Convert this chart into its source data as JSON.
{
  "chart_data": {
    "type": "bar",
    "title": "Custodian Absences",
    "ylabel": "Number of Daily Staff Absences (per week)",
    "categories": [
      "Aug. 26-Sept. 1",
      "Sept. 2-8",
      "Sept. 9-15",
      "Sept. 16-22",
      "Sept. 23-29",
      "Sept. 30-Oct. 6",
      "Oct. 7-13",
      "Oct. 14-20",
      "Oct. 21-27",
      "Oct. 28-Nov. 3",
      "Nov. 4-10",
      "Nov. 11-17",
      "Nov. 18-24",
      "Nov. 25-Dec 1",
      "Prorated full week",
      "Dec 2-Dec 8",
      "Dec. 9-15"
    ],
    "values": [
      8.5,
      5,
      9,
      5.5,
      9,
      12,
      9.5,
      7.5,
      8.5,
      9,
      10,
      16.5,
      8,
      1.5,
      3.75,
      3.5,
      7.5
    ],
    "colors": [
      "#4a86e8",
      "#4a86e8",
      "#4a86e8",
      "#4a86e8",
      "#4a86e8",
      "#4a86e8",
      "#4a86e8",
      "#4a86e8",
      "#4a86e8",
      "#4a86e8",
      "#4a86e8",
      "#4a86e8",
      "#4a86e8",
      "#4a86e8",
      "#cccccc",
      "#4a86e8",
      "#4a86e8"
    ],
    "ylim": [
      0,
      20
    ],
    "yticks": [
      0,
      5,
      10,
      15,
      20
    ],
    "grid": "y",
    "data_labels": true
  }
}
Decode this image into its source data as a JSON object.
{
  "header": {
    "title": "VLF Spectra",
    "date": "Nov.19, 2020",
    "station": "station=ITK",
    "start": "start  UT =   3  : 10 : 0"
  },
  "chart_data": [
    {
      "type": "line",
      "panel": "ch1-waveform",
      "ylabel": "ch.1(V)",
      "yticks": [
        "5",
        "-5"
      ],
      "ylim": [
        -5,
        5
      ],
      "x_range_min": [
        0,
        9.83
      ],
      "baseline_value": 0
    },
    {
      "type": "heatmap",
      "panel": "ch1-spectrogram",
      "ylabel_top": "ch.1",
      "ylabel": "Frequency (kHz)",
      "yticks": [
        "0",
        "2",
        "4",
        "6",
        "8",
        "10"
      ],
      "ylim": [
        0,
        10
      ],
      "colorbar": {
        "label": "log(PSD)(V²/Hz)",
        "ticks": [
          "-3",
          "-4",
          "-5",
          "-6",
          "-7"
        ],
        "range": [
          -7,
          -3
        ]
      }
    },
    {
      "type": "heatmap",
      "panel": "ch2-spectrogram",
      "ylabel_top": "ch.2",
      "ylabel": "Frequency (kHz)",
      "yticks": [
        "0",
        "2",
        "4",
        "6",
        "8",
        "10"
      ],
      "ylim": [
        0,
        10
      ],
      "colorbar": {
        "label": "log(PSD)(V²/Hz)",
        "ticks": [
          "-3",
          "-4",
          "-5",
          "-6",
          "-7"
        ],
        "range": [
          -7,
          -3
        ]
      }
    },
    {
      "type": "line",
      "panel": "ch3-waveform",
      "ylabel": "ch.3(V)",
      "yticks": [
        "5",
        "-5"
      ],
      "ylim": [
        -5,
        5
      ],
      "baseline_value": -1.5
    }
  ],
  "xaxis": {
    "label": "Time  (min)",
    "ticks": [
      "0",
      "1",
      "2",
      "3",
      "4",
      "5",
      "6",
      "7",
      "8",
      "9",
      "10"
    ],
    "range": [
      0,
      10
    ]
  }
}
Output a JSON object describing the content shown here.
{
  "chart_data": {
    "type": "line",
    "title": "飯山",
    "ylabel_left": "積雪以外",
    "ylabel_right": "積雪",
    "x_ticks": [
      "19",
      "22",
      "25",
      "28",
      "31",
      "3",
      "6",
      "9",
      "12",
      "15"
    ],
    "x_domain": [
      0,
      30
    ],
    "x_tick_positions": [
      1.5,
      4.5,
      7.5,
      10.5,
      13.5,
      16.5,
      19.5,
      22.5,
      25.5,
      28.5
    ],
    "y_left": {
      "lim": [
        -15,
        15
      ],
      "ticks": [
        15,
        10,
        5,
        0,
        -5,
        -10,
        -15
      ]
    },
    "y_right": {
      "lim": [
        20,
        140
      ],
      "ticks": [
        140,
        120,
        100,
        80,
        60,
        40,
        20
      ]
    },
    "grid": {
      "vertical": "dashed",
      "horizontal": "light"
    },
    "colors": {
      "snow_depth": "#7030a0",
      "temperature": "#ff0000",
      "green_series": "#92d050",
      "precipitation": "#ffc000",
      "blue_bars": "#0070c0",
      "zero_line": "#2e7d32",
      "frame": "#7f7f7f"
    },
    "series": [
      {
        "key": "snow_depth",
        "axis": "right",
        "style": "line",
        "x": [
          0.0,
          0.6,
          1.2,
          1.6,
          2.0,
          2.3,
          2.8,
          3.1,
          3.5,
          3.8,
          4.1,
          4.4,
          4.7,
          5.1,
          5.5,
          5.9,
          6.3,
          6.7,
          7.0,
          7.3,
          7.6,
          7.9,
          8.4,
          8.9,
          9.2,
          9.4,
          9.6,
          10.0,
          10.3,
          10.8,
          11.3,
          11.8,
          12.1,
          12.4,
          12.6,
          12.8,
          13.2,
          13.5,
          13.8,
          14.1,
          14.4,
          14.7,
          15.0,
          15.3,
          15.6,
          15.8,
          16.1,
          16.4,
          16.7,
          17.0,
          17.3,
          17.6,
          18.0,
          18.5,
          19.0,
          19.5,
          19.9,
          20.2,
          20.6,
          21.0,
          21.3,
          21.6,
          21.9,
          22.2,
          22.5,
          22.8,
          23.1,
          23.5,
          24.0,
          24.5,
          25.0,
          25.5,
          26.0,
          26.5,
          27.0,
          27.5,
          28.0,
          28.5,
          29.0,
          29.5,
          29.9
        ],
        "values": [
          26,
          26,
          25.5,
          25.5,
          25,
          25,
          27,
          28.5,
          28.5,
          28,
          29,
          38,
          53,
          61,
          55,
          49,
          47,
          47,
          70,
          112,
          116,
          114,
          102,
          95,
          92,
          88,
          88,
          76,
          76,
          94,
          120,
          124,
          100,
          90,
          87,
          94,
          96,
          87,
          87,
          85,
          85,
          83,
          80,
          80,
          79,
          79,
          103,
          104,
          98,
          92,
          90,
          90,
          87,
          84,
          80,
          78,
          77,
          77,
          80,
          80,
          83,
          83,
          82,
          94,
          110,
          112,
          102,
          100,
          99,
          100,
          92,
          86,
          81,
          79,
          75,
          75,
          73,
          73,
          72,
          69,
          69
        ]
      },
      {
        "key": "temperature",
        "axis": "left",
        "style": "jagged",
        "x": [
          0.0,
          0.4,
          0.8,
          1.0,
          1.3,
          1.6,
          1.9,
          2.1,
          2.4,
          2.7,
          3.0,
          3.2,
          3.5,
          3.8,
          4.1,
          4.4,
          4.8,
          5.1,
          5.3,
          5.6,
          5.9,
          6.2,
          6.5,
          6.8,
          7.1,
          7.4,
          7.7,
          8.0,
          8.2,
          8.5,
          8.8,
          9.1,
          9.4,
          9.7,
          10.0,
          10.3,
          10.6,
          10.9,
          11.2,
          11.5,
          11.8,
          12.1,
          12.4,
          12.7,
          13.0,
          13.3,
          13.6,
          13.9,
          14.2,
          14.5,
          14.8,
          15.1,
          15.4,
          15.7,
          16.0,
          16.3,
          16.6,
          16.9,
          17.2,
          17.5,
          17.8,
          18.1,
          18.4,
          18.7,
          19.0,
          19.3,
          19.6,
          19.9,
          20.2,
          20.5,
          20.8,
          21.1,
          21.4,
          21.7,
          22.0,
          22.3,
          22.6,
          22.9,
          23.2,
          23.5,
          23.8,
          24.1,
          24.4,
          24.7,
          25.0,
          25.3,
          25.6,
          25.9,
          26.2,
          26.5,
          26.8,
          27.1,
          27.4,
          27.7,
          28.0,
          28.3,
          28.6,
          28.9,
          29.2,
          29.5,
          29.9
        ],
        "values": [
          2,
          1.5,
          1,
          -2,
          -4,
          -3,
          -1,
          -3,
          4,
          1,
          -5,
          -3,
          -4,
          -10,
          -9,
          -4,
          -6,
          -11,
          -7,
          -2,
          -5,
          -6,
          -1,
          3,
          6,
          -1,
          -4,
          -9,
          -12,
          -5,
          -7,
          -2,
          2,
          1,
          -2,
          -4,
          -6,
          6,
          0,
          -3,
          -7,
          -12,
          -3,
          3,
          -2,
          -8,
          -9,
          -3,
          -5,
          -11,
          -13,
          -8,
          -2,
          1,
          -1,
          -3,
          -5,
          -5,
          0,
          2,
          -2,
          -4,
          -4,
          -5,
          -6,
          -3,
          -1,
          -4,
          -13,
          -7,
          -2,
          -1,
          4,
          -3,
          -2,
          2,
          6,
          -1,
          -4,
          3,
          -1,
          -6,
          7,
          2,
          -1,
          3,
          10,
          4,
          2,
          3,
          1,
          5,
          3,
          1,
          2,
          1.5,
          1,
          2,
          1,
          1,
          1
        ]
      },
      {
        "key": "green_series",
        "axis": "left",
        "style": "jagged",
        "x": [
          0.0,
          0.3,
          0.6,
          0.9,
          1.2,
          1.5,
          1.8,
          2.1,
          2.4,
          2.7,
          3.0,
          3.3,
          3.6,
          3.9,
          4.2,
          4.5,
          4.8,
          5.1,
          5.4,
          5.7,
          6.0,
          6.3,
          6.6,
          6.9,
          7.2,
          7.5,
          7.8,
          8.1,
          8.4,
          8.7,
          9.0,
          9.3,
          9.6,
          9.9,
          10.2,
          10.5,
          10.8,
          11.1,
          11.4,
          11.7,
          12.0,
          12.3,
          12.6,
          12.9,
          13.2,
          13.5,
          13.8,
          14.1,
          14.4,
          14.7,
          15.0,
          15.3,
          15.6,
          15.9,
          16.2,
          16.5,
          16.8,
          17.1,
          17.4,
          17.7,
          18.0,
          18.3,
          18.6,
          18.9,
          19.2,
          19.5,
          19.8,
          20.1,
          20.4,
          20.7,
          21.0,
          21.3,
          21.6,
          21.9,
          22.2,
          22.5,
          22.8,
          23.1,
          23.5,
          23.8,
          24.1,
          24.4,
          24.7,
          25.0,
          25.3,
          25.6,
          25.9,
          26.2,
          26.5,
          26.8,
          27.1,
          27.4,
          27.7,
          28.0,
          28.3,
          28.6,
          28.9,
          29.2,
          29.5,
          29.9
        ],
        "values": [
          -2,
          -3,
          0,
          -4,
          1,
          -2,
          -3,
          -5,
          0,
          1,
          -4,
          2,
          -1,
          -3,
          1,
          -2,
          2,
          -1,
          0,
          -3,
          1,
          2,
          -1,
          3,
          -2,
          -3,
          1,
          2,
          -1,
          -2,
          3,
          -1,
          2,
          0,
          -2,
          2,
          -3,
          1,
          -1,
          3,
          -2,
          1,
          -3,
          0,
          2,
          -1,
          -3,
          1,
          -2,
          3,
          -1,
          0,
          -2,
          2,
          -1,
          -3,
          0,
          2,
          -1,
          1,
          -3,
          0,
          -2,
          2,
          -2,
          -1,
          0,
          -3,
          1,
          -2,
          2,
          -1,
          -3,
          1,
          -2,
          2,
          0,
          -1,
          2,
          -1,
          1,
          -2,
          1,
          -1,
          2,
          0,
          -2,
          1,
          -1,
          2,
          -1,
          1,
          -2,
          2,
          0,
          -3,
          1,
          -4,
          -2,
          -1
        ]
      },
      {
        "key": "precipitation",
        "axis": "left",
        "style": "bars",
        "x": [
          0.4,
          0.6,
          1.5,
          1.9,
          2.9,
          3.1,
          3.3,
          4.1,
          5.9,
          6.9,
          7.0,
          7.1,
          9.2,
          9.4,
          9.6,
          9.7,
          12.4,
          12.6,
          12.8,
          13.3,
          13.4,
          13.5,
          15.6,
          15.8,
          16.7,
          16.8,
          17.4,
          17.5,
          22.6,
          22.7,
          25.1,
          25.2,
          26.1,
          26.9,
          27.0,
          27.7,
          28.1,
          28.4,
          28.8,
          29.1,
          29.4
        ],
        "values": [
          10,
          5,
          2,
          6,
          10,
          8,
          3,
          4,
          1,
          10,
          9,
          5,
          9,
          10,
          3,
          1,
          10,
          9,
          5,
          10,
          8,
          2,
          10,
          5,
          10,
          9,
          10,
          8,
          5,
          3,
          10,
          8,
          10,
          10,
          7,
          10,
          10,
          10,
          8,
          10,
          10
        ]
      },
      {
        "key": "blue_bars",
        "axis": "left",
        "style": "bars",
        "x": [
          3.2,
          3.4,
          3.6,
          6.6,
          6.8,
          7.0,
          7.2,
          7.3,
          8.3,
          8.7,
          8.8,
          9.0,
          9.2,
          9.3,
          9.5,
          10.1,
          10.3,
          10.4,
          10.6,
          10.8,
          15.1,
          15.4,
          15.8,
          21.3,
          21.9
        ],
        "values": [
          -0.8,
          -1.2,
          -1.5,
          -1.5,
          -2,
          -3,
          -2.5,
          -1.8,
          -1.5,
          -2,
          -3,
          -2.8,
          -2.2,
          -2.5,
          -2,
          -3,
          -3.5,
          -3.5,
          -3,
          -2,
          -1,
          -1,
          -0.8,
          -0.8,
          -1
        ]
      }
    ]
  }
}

### Task description
Work out the count of lines containing the word "Absences", then write only that count.

### Solution to this exercise
2